» **Task brief**
Copy out each line exactly; pictures stay out of the copy.

» **Raw data**

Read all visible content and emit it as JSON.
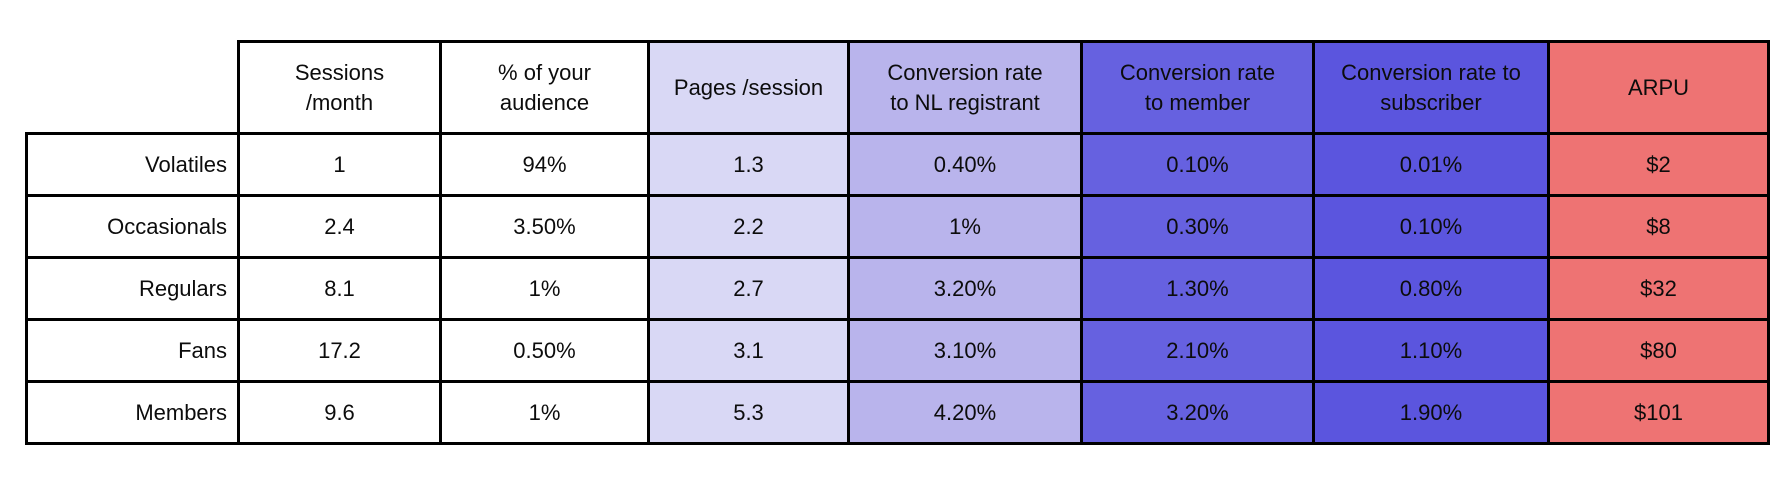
{
  "chart_data": {
    "type": "table",
    "columns": [
      {
        "label": "Sessions\n/month",
        "bg": "#ffffff"
      },
      {
        "label": "% of your\naudience",
        "bg": "#ffffff"
      },
      {
        "label": "Pages /session",
        "bg": "#d9d8f5"
      },
      {
        "label": "Conversion rate\nto NL registrant",
        "bg": "#b9b4ec"
      },
      {
        "label": "Conversion rate\nto member",
        "bg": "#6661e0"
      },
      {
        "label": "Conversion rate to\nsubscriber",
        "bg": "#5b55de"
      },
      {
        "label": "ARPU",
        "bg": "#ee7373"
      }
    ],
    "rows": [
      {
        "label": "Volatiles",
        "values": [
          "1",
          "94%",
          "1.3",
          "0.40%",
          "0.10%",
          "0.01%",
          "$2"
        ]
      },
      {
        "label": "Occasionals",
        "values": [
          "2.4",
          "3.50%",
          "2.2",
          "1%",
          "0.30%",
          "0.10%",
          "$8"
        ]
      },
      {
        "label": "Regulars",
        "values": [
          "8.1",
          "1%",
          "2.7",
          "3.20%",
          "1.30%",
          "0.80%",
          "$32"
        ]
      },
      {
        "label": "Fans",
        "values": [
          "17.2",
          "0.50%",
          "3.1",
          "3.10%",
          "2.10%",
          "1.10%",
          "$80"
        ]
      },
      {
        "label": "Members",
        "values": [
          "9.6",
          "1%",
          "5.3",
          "4.20%",
          "3.20%",
          "1.90%",
          "$101"
        ]
      }
    ],
    "colors": {
      "pages_per_session_bg": "#d9d8f5",
      "conversion_nl_registrant_bg": "#b9b4ec",
      "conversion_member_bg": "#6661e0",
      "conversion_subscriber_bg": "#5b55de",
      "arpu_bg": "#ee7373",
      "border": "#000000",
      "text": "#0c0c0c"
    }
  }
}
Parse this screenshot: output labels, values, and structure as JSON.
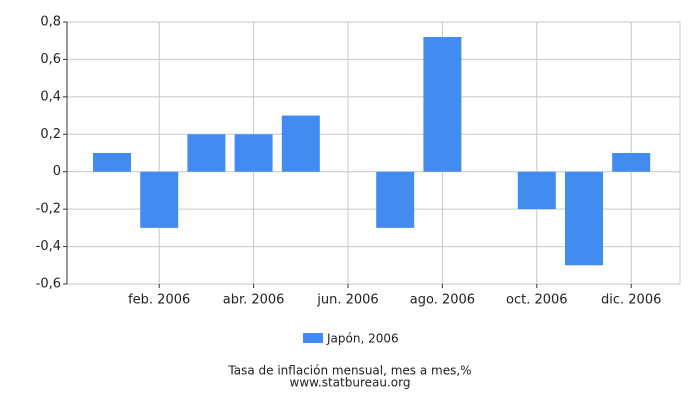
{
  "chart_data": {
    "type": "bar",
    "title": "Tasa de inflación mensual, mes a mes,%",
    "source": "www.statbureau.org",
    "categories": [
      null,
      "feb. 2006",
      null,
      "abr. 2006",
      null,
      "jun. 2006",
      null,
      "ago. 2006",
      null,
      "oct. 2006",
      null,
      "dic. 2006"
    ],
    "series": [
      {
        "name": "Japón, 2006",
        "color": "#428bf0",
        "values": [
          0.1,
          -0.3,
          0.2,
          0.2,
          0.3,
          0,
          -0.3,
          0.72,
          0,
          -0.2,
          -0.5,
          0.1
        ]
      }
    ],
    "ylim": [
      -0.6,
      0.8
    ],
    "yticks": [
      {
        "value": -0.6,
        "label": "-0,6"
      },
      {
        "value": -0.4,
        "label": "-0,4"
      },
      {
        "value": -0.2,
        "label": "-0,2"
      },
      0,
      {
        "value": 0.2,
        "label": "0,2"
      },
      {
        "value": 0.4,
        "label": "0,4"
      },
      {
        "value": 0.6,
        "label": "0,6"
      },
      {
        "value": 0.8,
        "label": "0,8"
      }
    ],
    "grid": true
  }
}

» **Solution to this task**
Read all visible content and emit it as JSON.
{
  "chart_data": {
    "type": "table",
    "columns": [
      {
        "label": "Sessions\n/month",
        "bg": "#ffffff"
      },
      {
        "label": "% of your\naudience",
        "bg": "#ffffff"
      },
      {
        "label": "Pages /session",
        "bg": "#d9d8f5"
      },
      {
        "label": "Conversion rate\nto NL registrant",
        "bg": "#b9b4ec"
      },
      {
        "label": "Conversion rate\nto member",
        "bg": "#6661e0"
      },
      {
        "label": "Conversion rate to\nsubscriber",
        "bg": "#5b55de"
      },
      {
        "label": "ARPU",
        "bg": "#ee7373"
      }
    ],
    "rows": [
      {
        "label": "Volatiles",
        "values": [
          "1",
          "94%",
          "1.3",
          "0.40%",
          "0.10%",
          "0.01%",
          "$2"
        ]
      },
      {
        "label": "Occasionals",
        "values": [
          "2.4",
          "3.50%",
          "2.2",
          "1%",
          "0.30%",
          "0.10%",
          "$8"
        ]
      },
      {
        "label": "Regulars",
        "values": [
          "8.1",
          "1%",
          "2.7",
          "3.20%",
          "1.30%",
          "0.80%",
          "$32"
        ]
      },
      {
        "label": "Fans",
        "values": [
          "17.2",
          "0.50%",
          "3.1",
          "3.10%",
          "2.10%",
          "1.10%",
          "$80"
        ]
      },
      {
        "label": "Members",
        "values": [
          "9.6",
          "1%",
          "5.3",
          "4.20%",
          "3.20%",
          "1.90%",
          "$101"
        ]
      }
    ],
    "colors": {
      "pages_per_session_bg": "#d9d8f5",
      "conversion_nl_registrant_bg": "#b9b4ec",
      "conversion_member_bg": "#6661e0",
      "conversion_subscriber_bg": "#5b55de",
      "arpu_bg": "#ee7373",
      "border": "#000000",
      "text": "#0c0c0c"
    }
  }
}
Parse this screenshot: output labels, values, and structure as JSON.
{
  "chart_data": {
    "type": "bar",
    "title": "Tasa de inflación mensual, mes a mes,%",
    "source": "www.statbureau.org",
    "categories": [
      null,
      "feb. 2006",
      null,
      "abr. 2006",
      null,
      "jun. 2006",
      null,
      "ago. 2006",
      null,
      "oct. 2006",
      null,
      "dic. 2006"
    ],
    "series": [
      {
        "name": "Japón, 2006",
        "color": "#428bf0",
        "values": [
          0.1,
          -0.3,
          0.2,
          0.2,
          0.3,
          0,
          -0.3,
          0.72,
          0,
          -0.2,
          -0.5,
          0.1
        ]
      }
    ],
    "ylim": [
      -0.6,
      0.8
    ],
    "yticks": [
      {
        "value": -0.6,
        "label": "-0,6"
      },
      {
        "value": -0.4,
        "label": "-0,4"
      },
      {
        "value": -0.2,
        "label": "-0,2"
      },
      0,
      {
        "value": 0.2,
        "label": "0,2"
      },
      {
        "value": 0.4,
        "label": "0,4"
      },
      {
        "value": 0.6,
        "label": "0,6"
      },
      {
        "value": 0.8,
        "label": "0,8"
      }
    ],
    "grid": true
  }
}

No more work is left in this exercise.